--- DOCUMENT SECTION ---

--


=== Radiation effects testing ===
Shine Technologies offers Fusion Linear Accelerator for Radiation Effects Testing (FLARE), providing high fluence 14 MeV neutrons for testing the reliability of components under radiation. This service is used in various fusion technology applications including materials validation and breeder blanket development, as well as defense and commercial rad-hardness testing.

== Facilities ==
Shine Technologies operates several facilities:

- Chrysalis – Currently under construction at the Janesville, Wisconsin campus, it is planned to serve as a flexible irradiation source and a site for producing fission and neutron capture based isotopes (including molybdenum-99 and lutetium-177). Chrysalis will use Shine's fusion technology to drive much of the irradiation process, and the facility will house several fusion based neutron generators.

--

--- DATA PROVIDED ---

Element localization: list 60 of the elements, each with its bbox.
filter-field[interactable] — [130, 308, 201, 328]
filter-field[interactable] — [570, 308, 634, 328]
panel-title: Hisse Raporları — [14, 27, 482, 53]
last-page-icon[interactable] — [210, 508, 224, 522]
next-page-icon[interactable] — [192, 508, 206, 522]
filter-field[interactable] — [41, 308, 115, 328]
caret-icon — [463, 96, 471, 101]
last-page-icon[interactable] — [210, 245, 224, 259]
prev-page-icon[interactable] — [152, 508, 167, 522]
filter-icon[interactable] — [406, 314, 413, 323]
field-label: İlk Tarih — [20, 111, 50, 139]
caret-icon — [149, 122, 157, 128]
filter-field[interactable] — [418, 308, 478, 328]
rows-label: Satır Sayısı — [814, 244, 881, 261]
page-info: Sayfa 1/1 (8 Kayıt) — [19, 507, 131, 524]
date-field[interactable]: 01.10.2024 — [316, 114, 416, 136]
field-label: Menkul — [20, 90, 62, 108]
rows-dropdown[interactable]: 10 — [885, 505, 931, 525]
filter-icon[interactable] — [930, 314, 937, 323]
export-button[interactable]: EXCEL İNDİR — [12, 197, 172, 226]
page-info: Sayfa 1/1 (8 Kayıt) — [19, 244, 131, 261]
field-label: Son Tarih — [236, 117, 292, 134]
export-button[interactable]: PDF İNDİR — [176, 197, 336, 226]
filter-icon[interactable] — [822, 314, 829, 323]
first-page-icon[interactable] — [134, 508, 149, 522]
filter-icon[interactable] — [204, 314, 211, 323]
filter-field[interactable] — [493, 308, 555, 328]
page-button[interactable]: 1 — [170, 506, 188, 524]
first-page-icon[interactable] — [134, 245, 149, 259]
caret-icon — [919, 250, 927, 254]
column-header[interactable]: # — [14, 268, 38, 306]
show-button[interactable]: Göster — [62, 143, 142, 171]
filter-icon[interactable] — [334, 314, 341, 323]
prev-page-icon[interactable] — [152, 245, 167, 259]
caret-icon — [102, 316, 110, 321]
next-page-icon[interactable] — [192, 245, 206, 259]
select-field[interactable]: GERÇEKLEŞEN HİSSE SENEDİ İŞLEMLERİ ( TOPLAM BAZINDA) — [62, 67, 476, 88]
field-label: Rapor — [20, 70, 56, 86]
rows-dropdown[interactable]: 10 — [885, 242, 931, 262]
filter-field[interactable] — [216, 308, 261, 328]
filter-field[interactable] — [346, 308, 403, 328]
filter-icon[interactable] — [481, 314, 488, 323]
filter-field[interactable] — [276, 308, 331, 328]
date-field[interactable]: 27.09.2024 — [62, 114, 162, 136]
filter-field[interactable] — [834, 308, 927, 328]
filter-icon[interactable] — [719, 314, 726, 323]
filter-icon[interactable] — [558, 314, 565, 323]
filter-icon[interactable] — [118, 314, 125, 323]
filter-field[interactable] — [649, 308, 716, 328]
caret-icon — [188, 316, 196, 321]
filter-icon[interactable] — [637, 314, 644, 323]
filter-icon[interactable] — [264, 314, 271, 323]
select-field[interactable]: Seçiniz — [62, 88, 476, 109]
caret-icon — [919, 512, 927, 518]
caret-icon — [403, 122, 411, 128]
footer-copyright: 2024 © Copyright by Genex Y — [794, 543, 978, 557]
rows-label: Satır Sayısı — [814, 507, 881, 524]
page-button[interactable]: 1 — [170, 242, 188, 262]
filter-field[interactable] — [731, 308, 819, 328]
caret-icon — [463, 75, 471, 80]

--

--- TASK REQUIREMENTS ---
**a)** From the Shine Technologies text, list every use to which the FLARE service is put.
**b)** According to the Shine Technologies text, where is Chrysalis being built?

--- COMPLETED EXERCISE ---
**a)**
- Materials validation
- Breeder blanket development
- Defense rad-hardness testing
- Commercial rad-hardness testing

**b)** At the Janesville, Wisconsin campus.